## BEGIN SOURCE MATERIAL

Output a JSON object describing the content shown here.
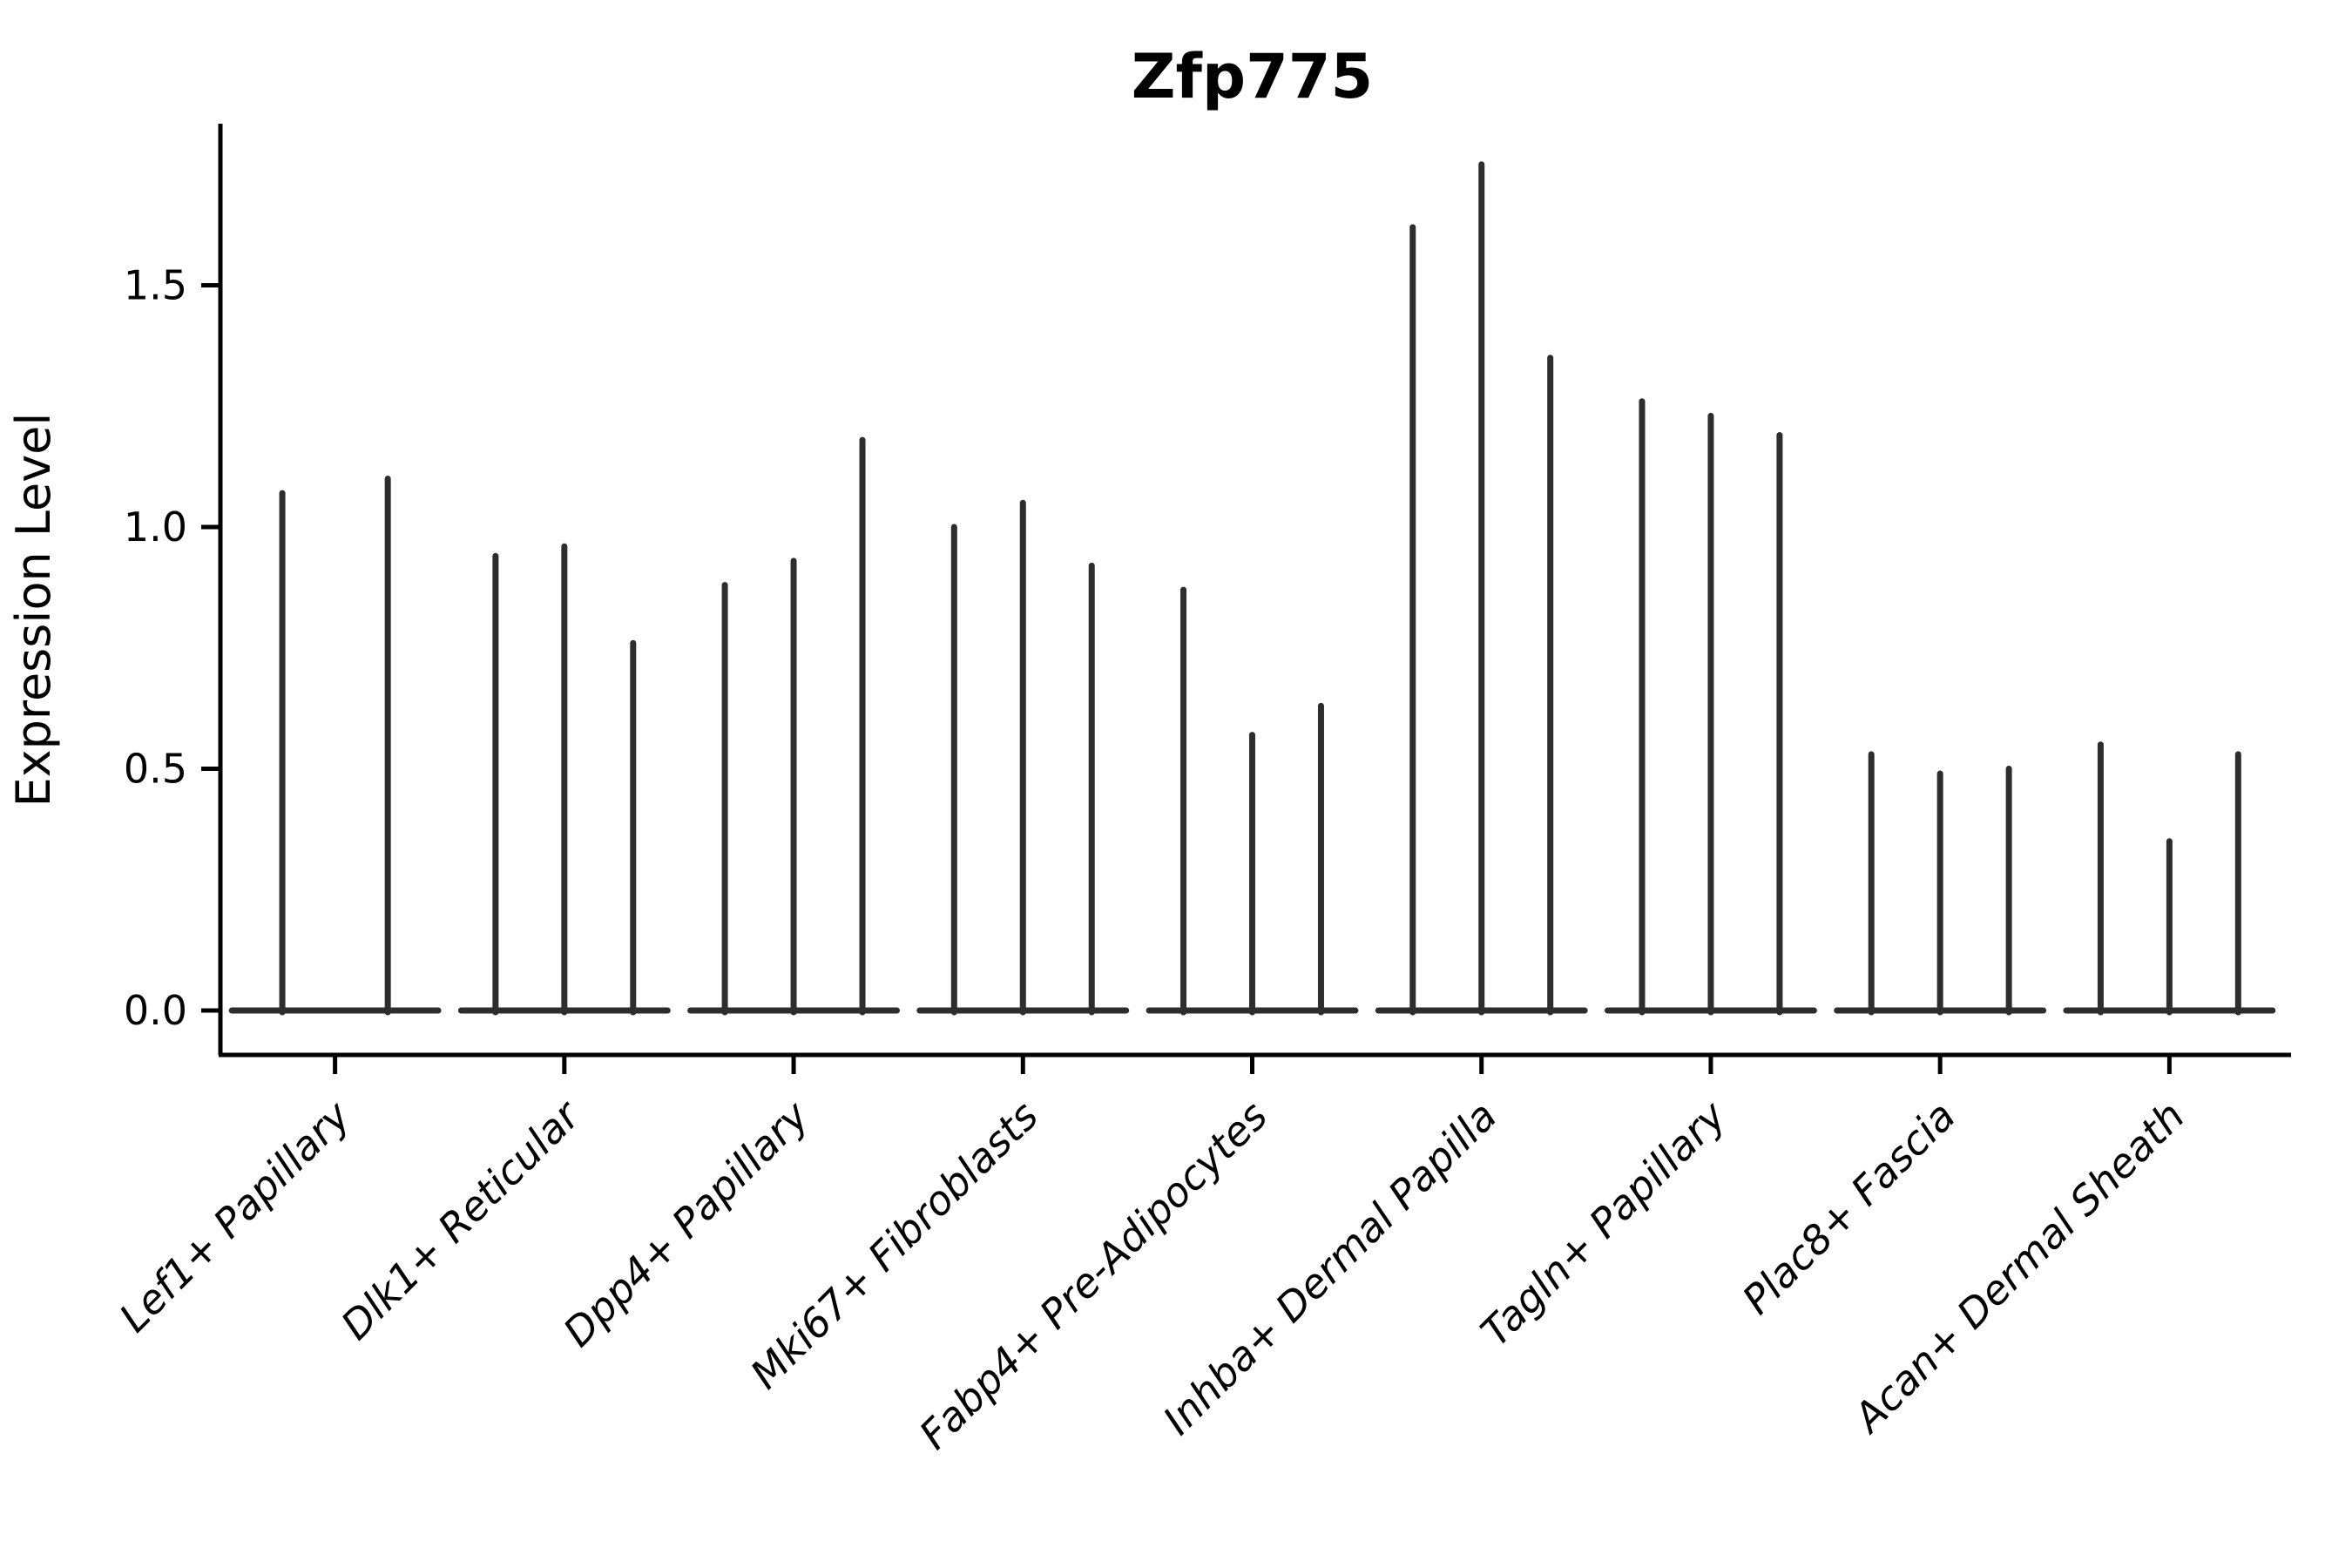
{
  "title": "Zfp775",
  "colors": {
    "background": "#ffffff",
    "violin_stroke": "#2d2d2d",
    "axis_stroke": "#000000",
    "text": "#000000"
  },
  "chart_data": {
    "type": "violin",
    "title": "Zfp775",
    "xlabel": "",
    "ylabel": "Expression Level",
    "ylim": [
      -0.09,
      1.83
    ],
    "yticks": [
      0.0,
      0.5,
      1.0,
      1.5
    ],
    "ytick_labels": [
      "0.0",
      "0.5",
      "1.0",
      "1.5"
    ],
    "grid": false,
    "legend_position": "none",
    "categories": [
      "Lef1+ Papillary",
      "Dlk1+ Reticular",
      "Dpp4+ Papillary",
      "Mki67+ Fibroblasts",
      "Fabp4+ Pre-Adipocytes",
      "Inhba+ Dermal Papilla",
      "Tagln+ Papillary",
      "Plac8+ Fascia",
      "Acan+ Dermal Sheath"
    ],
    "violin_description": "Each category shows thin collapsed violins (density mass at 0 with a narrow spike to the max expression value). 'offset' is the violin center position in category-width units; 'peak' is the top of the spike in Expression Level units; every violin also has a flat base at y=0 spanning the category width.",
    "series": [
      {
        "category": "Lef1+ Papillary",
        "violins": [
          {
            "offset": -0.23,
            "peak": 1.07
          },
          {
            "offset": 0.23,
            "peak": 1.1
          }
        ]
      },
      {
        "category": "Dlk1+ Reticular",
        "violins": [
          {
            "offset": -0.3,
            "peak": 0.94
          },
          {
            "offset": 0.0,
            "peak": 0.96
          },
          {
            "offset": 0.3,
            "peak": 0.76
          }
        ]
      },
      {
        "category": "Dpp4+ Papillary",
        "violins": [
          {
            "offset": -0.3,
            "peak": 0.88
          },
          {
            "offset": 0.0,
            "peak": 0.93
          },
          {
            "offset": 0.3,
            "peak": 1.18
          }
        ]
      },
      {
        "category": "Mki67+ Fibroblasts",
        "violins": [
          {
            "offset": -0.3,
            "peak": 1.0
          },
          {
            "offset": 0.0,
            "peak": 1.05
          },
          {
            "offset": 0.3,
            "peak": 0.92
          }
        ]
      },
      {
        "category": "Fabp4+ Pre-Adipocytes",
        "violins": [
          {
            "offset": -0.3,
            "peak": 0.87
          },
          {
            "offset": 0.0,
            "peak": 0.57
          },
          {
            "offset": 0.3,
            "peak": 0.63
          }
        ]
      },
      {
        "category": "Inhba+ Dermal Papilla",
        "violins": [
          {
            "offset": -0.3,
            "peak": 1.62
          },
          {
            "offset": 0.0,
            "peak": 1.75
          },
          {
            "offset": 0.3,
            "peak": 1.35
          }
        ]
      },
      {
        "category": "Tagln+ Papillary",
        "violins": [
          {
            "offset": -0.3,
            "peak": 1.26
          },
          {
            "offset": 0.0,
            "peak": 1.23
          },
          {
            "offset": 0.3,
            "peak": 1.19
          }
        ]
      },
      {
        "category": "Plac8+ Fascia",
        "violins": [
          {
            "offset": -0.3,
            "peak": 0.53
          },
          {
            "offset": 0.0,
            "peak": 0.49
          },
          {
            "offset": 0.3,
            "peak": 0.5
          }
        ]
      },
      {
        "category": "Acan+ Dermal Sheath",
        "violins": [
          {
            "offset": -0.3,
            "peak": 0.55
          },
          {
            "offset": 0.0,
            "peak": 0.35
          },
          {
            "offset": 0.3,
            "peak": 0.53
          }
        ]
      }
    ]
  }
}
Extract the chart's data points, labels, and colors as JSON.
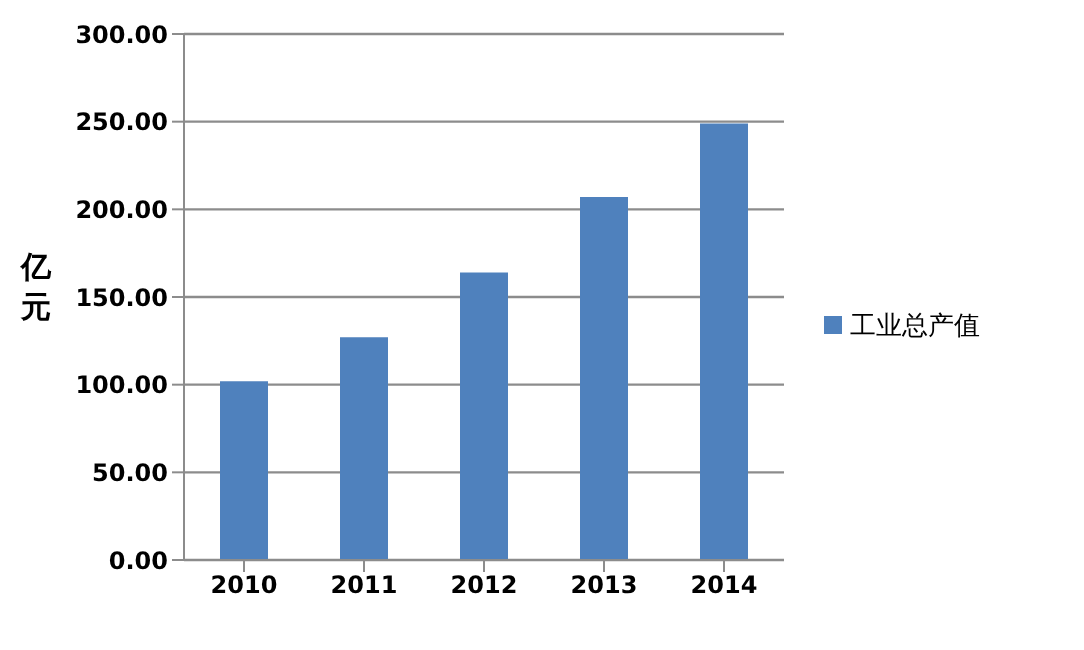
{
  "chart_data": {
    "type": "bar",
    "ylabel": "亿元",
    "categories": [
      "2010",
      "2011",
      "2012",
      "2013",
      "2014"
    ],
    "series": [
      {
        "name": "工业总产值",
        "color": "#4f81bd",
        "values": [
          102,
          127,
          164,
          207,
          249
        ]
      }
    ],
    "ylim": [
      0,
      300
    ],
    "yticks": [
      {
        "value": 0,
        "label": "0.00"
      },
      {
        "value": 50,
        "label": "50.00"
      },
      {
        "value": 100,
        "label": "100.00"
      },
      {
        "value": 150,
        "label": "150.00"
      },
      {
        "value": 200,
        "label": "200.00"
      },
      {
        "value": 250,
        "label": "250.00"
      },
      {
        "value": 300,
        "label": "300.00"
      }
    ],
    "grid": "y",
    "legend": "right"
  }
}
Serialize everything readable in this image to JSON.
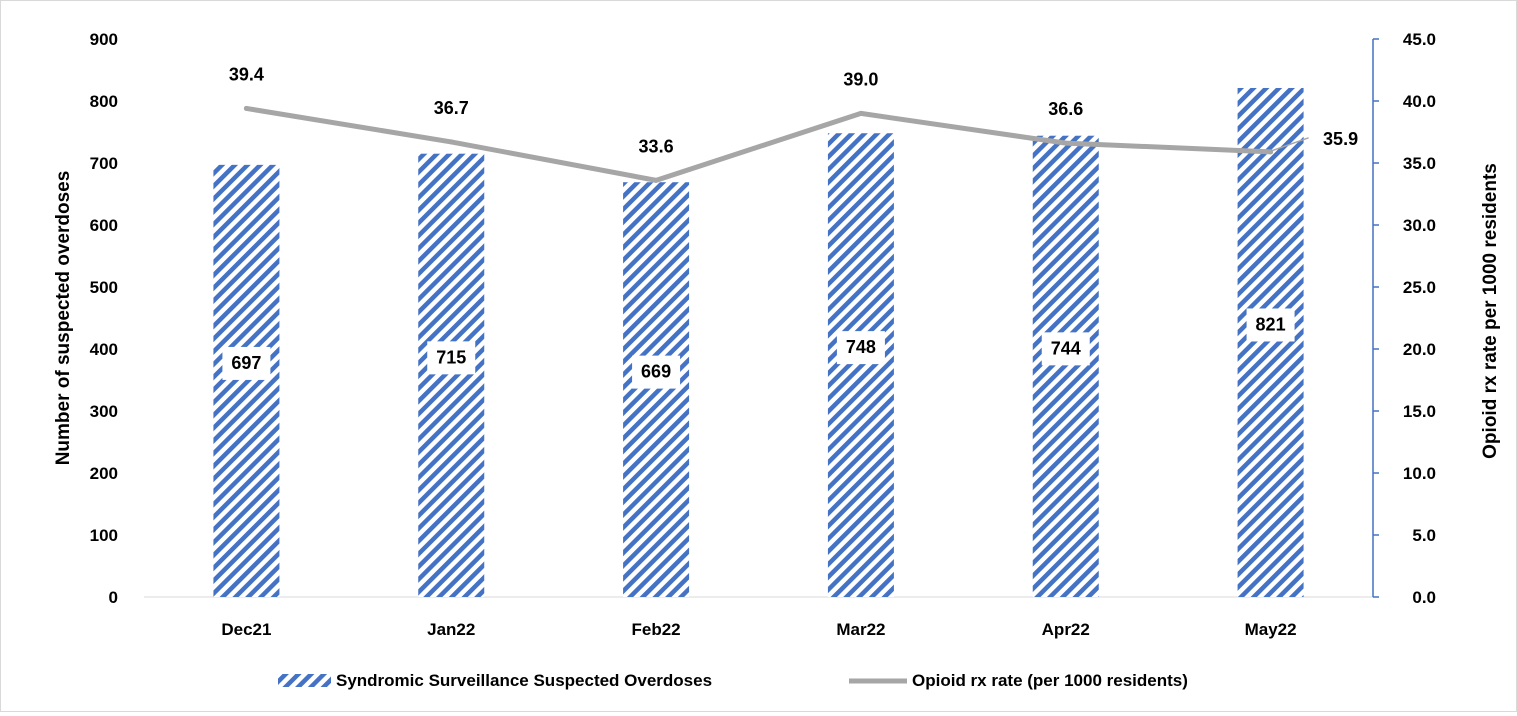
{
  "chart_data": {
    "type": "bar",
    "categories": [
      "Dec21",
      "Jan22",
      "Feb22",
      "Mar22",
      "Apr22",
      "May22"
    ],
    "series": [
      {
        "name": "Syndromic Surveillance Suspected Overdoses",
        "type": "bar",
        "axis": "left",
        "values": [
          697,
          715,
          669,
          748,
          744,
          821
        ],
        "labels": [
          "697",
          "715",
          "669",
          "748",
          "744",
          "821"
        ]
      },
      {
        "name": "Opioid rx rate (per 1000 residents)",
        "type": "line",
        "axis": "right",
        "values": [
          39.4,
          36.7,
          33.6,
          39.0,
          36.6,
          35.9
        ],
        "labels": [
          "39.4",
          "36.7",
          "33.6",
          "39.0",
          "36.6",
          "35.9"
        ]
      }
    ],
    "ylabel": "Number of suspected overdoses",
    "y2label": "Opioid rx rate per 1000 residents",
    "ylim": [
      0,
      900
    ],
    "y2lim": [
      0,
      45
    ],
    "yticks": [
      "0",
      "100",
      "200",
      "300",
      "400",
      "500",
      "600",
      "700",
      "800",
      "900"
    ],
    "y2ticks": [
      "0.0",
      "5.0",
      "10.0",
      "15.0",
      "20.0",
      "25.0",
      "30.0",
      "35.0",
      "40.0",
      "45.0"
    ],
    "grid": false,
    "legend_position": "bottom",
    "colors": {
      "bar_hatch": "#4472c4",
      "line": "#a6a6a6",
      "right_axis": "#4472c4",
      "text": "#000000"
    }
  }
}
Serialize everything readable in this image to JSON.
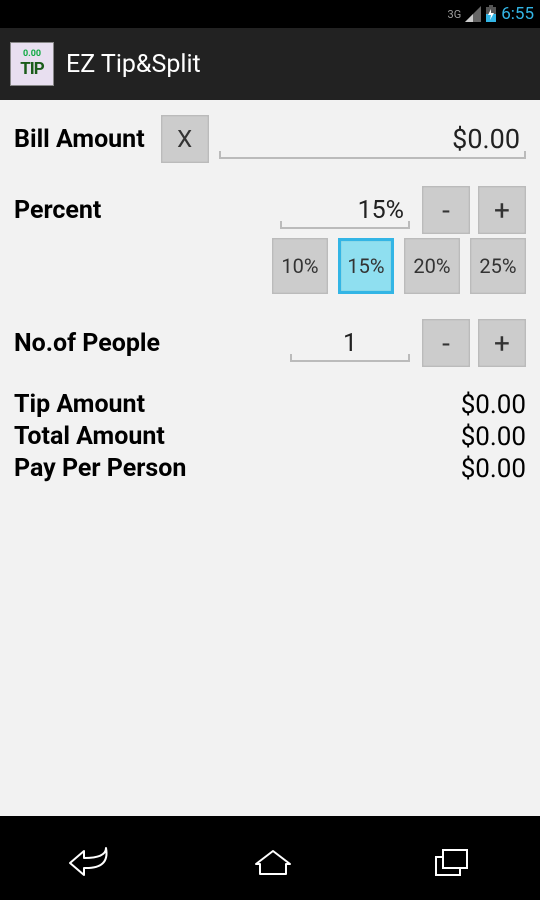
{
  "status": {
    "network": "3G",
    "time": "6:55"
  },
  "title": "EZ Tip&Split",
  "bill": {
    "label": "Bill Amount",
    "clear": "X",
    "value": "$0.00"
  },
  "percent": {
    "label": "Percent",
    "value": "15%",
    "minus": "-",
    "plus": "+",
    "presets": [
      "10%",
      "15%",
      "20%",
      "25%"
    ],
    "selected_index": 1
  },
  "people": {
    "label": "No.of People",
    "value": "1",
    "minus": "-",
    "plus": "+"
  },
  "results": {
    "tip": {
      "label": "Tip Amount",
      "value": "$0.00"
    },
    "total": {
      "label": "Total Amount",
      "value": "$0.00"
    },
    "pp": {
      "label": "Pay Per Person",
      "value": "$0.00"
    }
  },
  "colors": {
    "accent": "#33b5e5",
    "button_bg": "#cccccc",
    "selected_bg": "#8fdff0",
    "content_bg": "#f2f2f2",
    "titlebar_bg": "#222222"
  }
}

## END SOURCE MATERIAL

» WHAT TO PRODUCE:
From the records above, copy every line that holds the word "Sheath".

» CORRECT OUTPUT:
      "Acan+ Dermal Sheath"
        "category": "Acan+ Dermal Sheath",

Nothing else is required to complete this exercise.